'''
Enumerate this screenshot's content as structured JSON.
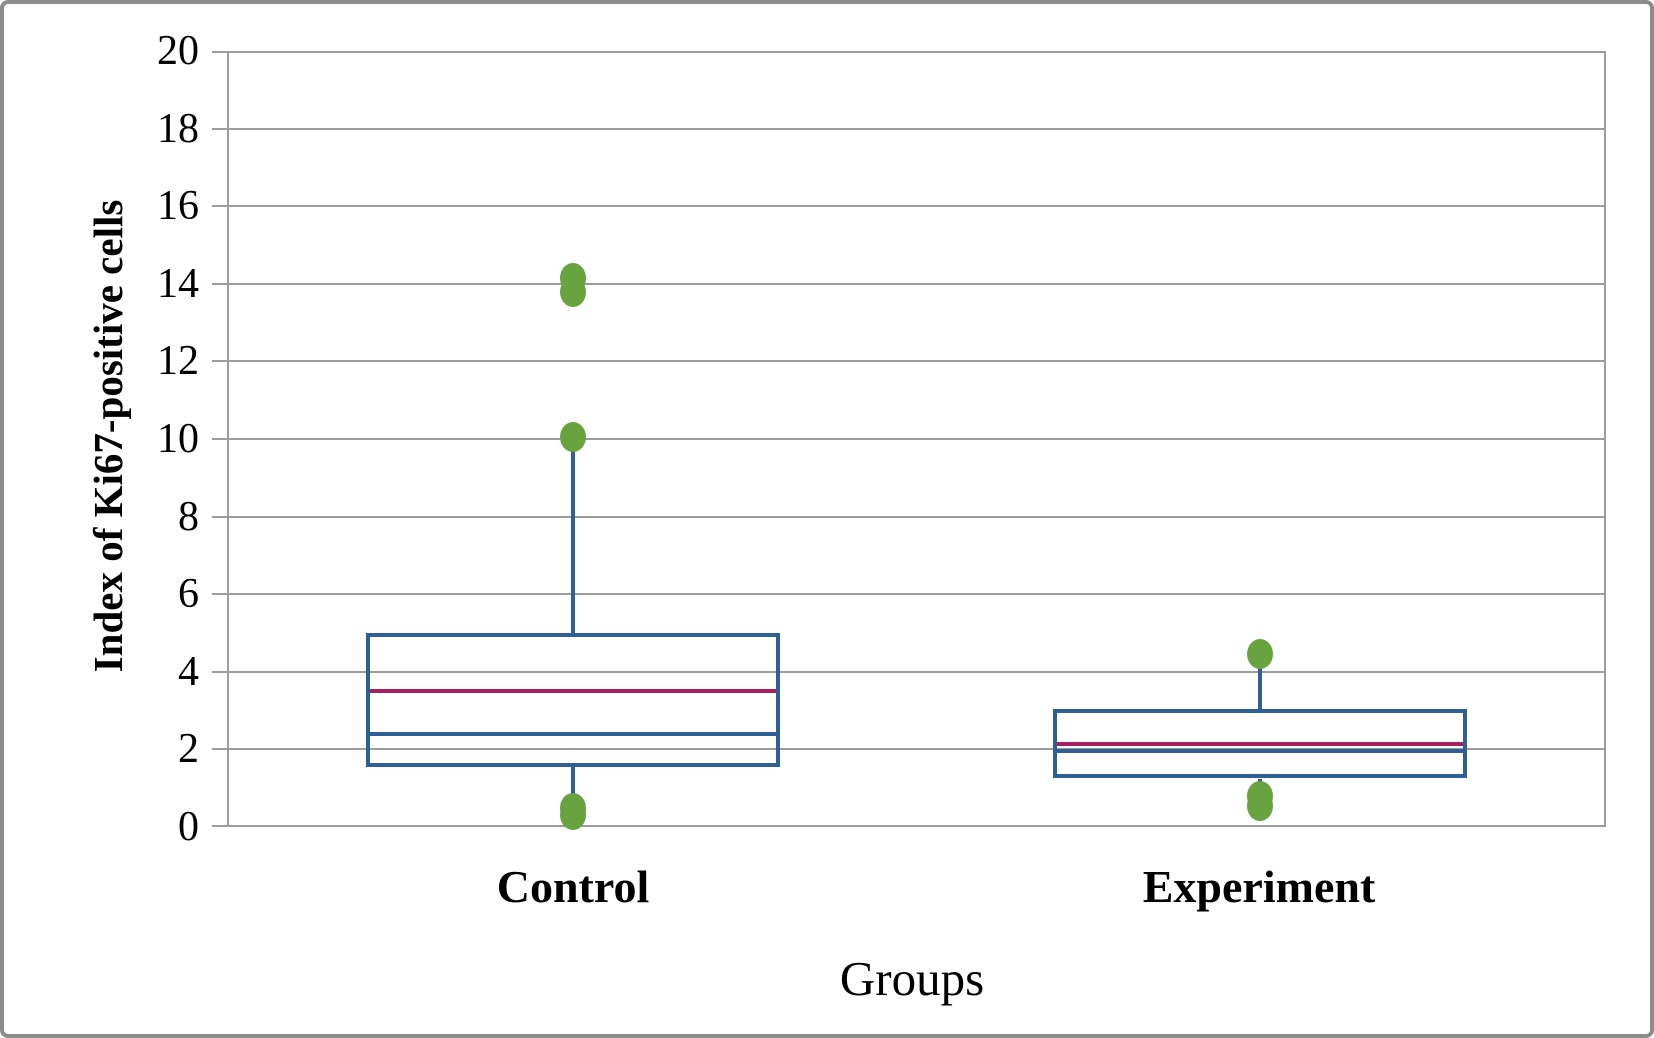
{
  "figure": {
    "background": "#ffffff",
    "border_color": "#8c8c8c"
  },
  "chart_data": {
    "type": "box",
    "title": "",
    "xlabel": "Groups",
    "ylabel": "Index of Ki67-positive cells",
    "ylim": [
      0,
      20
    ],
    "ytick_step": 2,
    "yticks": [
      0,
      2,
      4,
      6,
      8,
      10,
      12,
      14,
      16,
      18,
      20
    ],
    "grid": "horizontal gridlines on",
    "legend": "none",
    "categories": [
      "Control",
      "Experiment"
    ],
    "series": [
      {
        "name": "Control",
        "q1": 1.55,
        "median": 2.4,
        "mean": 3.5,
        "q3": 5.0,
        "whisker_low": 0.5,
        "whisker_high": 10.0,
        "outliers": [
          14.15,
          13.8,
          10.05,
          0.5,
          0.3
        ]
      },
      {
        "name": "Experiment",
        "q1": 1.25,
        "median": 1.95,
        "mean": 2.15,
        "q3": 3.05,
        "whisker_low": 0.8,
        "whisker_high": 4.1,
        "outliers": [
          4.45,
          0.8,
          0.55
        ]
      }
    ],
    "colors": {
      "box_border": "#2e6095",
      "median_line": "#2e6095",
      "mean_line": "#a81f5f",
      "points": "#67a33e",
      "grid": "#9c9c9c",
      "text": "#000000"
    }
  }
}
'''
Return all the data exactly, pictures omitted.

Response area —
Enumerate this screenshot's content as structured JSON.
{
  "figure": {
    "background": "#ffffff",
    "border_color": "#8c8c8c"
  },
  "chart_data": {
    "type": "box",
    "title": "",
    "xlabel": "Groups",
    "ylabel": "Index of Ki67-positive cells",
    "ylim": [
      0,
      20
    ],
    "ytick_step": 2,
    "yticks": [
      0,
      2,
      4,
      6,
      8,
      10,
      12,
      14,
      16,
      18,
      20
    ],
    "grid": "horizontal gridlines on",
    "legend": "none",
    "categories": [
      "Control",
      "Experiment"
    ],
    "series": [
      {
        "name": "Control",
        "q1": 1.55,
        "median": 2.4,
        "mean": 3.5,
        "q3": 5.0,
        "whisker_low": 0.5,
        "whisker_high": 10.0,
        "outliers": [
          14.15,
          13.8,
          10.05,
          0.5,
          0.3
        ]
      },
      {
        "name": "Experiment",
        "q1": 1.25,
        "median": 1.95,
        "mean": 2.15,
        "q3": 3.05,
        "whisker_low": 0.8,
        "whisker_high": 4.1,
        "outliers": [
          4.45,
          0.8,
          0.55
        ]
      }
    ],
    "colors": {
      "box_border": "#2e6095",
      "median_line": "#2e6095",
      "mean_line": "#a81f5f",
      "points": "#67a33e",
      "grid": "#9c9c9c",
      "text": "#000000"
    }
  }
}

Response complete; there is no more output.